Mr President, a study done by the HEART Trust/NTA recently placed the number of unattached youth at 158,400, which is significantly less than the estimates previously quoted, but still too many. The efforts by the Ministry to reduce these figures are concentrated around the need to introduce positive behaviours and to identify and curb violent behaviours in schools. The introduction of the Caribbean Maritime University (CMU) Cadet Marine Corps is one such collaborative effort, which has now been implemented in 23 schools, with more than 2,700 cadets and projected to expand to 50 schools this year. The Jamaica Combined Cadet Corps has also been expanded to include an additional 50 schools for this year. Furthermore, many schools have been provided with temporary Deans of Discipline, and Safety and Security Support Officers to assist in maintaining discipline and provide support to the students in schools.
To date a total of 250 hand-held metal detectors and 15 walk-through detectors have been delivered to over 150 schools through the support of the USAID programme. The Safety and Security in Schools Unit continues to work with the schools to ensure that the Safety and Security Committees are active. On average, up to 90% of the schools have their safety and security committees in place. Five schools were able to benefit from the CCTV in Schools Initiative through the USAID partnership and another 50 schools will benefit within the next school year. The MOEYI, in partnership with the Ministry of Justice has trained a
total of 407 school officials in 198 schools island-wide in Restorative Practices. Plans are in place to train a further 500 by the end of March 2019.

------------------------------

**Given request 1**
Convert the entries into a numbered list with blank lines left out, running from the start of the entries up to and including the line with "y2-tick-label-4: 4.0 [588, 253, 606, 266]".
The text and the entries come from unrelated sources.

------------------------------

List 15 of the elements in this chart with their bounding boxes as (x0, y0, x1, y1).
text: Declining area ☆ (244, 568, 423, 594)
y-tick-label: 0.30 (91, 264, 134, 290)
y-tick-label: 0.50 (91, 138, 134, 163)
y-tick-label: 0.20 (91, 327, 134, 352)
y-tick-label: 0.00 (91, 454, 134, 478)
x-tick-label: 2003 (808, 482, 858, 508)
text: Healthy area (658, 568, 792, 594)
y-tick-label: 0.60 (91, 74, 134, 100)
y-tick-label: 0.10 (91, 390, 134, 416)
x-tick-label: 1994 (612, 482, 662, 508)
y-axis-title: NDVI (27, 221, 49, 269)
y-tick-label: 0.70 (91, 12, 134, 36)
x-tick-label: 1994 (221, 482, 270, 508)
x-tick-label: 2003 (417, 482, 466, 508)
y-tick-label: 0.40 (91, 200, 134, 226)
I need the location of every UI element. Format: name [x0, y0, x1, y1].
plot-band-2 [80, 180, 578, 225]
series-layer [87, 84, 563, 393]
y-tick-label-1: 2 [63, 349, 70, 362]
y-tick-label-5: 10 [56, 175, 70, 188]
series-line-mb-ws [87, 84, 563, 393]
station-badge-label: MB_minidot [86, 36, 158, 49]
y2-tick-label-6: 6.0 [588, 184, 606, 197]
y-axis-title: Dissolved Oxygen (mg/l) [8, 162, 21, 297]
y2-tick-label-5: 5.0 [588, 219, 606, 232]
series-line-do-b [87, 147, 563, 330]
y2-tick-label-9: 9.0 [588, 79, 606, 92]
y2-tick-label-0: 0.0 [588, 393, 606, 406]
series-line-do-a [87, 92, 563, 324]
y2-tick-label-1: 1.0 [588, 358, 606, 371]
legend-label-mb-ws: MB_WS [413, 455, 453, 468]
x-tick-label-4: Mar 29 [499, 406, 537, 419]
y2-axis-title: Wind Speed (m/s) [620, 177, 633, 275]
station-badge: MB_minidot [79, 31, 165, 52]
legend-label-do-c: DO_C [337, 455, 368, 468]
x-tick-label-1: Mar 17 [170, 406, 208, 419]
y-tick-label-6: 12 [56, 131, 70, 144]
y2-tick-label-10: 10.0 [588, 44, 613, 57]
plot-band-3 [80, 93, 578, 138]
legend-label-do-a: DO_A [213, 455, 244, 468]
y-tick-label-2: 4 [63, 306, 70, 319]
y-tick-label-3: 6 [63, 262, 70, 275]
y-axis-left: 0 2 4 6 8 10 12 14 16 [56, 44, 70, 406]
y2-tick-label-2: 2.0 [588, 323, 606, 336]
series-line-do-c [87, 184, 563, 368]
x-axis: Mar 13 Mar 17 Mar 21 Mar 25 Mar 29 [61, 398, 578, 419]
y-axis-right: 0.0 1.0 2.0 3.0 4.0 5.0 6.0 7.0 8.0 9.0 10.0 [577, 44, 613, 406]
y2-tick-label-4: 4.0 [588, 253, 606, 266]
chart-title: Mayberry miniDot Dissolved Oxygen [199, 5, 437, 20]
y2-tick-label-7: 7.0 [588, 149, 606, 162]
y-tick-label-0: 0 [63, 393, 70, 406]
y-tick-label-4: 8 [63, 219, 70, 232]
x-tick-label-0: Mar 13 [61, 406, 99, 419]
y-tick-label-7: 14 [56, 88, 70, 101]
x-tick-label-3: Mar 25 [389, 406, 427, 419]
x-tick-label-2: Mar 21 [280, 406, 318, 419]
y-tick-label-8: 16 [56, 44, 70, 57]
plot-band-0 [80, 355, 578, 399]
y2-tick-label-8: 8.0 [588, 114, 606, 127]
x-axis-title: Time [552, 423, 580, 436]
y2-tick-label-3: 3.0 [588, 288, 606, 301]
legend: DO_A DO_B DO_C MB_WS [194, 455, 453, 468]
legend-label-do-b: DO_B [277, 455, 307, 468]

------------------------------

**Given request 2**
In the passage on school safety in Jamaica, how would you put "The Jamaica Combined Cadet Corps has also been expanded to include an additional 50 schools for this year." into Spanish?

**Task output 1**
1. List 15 of the elements in this chart with their bounding boxes as (x0, y0, x1, y1).
2. text: Declining area ☆ (244, 568, 423, 594)
3. y-tick-label: 0.30 (91, 264, 134, 290)
4. y-tick-label: 0.50 (91, 138, 134, 163)
5. y-tick-label: 0.20 (91, 327, 134, 352)
6. y-tick-label: 0.00 (91, 454, 134, 478)
7. x-tick-label: 2003 (808, 482, 858, 508)
8. text: Healthy area (658, 568, 792, 594)
9. y-tick-label: 0.60 (91, 74, 134, 100)
10. y-tick-label: 0.10 (91, 390, 134, 416)
11. x-tick-label: 1994 (612, 482, 662, 508)
12. y-axis-title: NDVI (27, 221, 49, 269)
13. y-tick-label: 0.70 (91, 12, 134, 36)
14. x-tick-label: 1994 (221, 482, 270, 508)
15. x-tick-label: 2003 (417, 482, 466, 508)
16. y-tick-label: 0.40 (91, 200, 134, 226)
17. I need the location of every UI element. Format: name [x0, y0, x1, y1].
18. plot-band-2 [80, 180, 578, 225]
19. series-layer [87, 84, 563, 393]
20. y-tick-label-1: 2 [63, 349, 70, 362]
21. y-tick-label-5: 10 [56, 175, 70, 188]
22. series-line-mb-ws [87, 84, 563, 393]
23. station-badge-label: MB_minidot [86, 36, 158, 49]
24. y2-tick-label-6: 6.0 [588, 184, 606, 197]
25. y-axis-title: Dissolved Oxygen (mg/l) [8, 162, 21, 297]
26. y2-tick-label-5: 5.0 [588, 219, 606, 232]
27. series-line-do-b [87, 147, 563, 330]
28. y2-tick-label-9: 9.0 [588, 79, 606, 92]
29. y2-tick-label-0: 0.0 [588, 393, 606, 406]
30. series-line-do-a [87, 92, 563, 324]
31. y2-tick-label-1: 1.0 [588, 358, 606, 371]
32. legend-label-mb-ws: MB_WS [413, 455, 453, 468]
33. x-tick-label-4: Mar 29 [499, 406, 537, 419]
34. y2-axis-title: Wind Speed (m/s) [620, 177, 633, 275]
35. station-badge: MB_minidot [79, 31, 165, 52]
36. legend-label-do-c: DO_C [337, 455, 368, 468]
37. x-tick-label-1: Mar 17 [170, 406, 208, 419]
38. y-tick-label-6: 12 [56, 131, 70, 144]
39. y2-tick-label-10: 10.0 [588, 44, 613, 57]
40. plot-band-3 [80, 93, 578, 138]
41. legend-label-do-a: DO_A [213, 455, 244, 468]
42. y-tick-label-2: 4 [63, 306, 70, 319]
43. y-tick-label-3: 6 [63, 262, 70, 275]
44. y-axis-left: 0 2 4 6 8 10 12 14 16 [56, 44, 70, 406]
45. y2-tick-label-2: 2.0 [588, 323, 606, 336]
46. series-line-do-c [87, 184, 563, 368]
47. x-axis: Mar 13 Mar 17 Mar 21 Mar 25 Mar 29 [61, 398, 578, 419]
48. y-axis-right: 0.0 1.0 2.0 3.0 4.0 5.0 6.0 7.0 8.0 9.0 10.0 [577, 44, 613, 406]
49. y2-tick-label-4: 4.0 [588, 253, 606, 266]

**Task output 2**
El Cuerpo Combinado de Cadetes de Jamaica también se ha ampliado para incluir otras 50 escuelas este año.